Source data
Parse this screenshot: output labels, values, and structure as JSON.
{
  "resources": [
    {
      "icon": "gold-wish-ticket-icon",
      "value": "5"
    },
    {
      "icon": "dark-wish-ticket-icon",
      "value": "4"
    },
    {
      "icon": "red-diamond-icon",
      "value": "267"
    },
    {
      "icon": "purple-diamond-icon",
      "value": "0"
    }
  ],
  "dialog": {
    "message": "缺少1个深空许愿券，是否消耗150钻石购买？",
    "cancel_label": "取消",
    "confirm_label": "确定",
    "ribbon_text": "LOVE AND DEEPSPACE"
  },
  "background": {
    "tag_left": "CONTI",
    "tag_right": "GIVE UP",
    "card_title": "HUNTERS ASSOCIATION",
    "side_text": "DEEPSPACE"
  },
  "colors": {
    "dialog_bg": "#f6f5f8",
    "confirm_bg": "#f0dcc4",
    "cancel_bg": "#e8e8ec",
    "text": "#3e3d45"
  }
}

### Directions for this task
Retype the listing above in full, with no alterations.

### Full response
Parse this screenshot: output labels, values, and structure as JSON.
{
  "resources": [
    {
      "icon": "gold-wish-ticket-icon",
      "value": "5"
    },
    {
      "icon": "dark-wish-ticket-icon",
      "value": "4"
    },
    {
      "icon": "red-diamond-icon",
      "value": "267"
    },
    {
      "icon": "purple-diamond-icon",
      "value": "0"
    }
  ],
  "dialog": {
    "message": "缺少1个深空许愿券，是否消耗150钻石购买？",
    "cancel_label": "取消",
    "confirm_label": "确定",
    "ribbon_text": "LOVE AND DEEPSPACE"
  },
  "background": {
    "tag_left": "CONTI",
    "tag_right": "GIVE UP",
    "card_title": "HUNTERS ASSOCIATION",
    "side_text": "DEEPSPACE"
  },
  "colors": {
    "dialog_bg": "#f6f5f8",
    "confirm_bg": "#f0dcc4",
    "cancel_bg": "#e8e8ec",
    "text": "#3e3d45"
  }
}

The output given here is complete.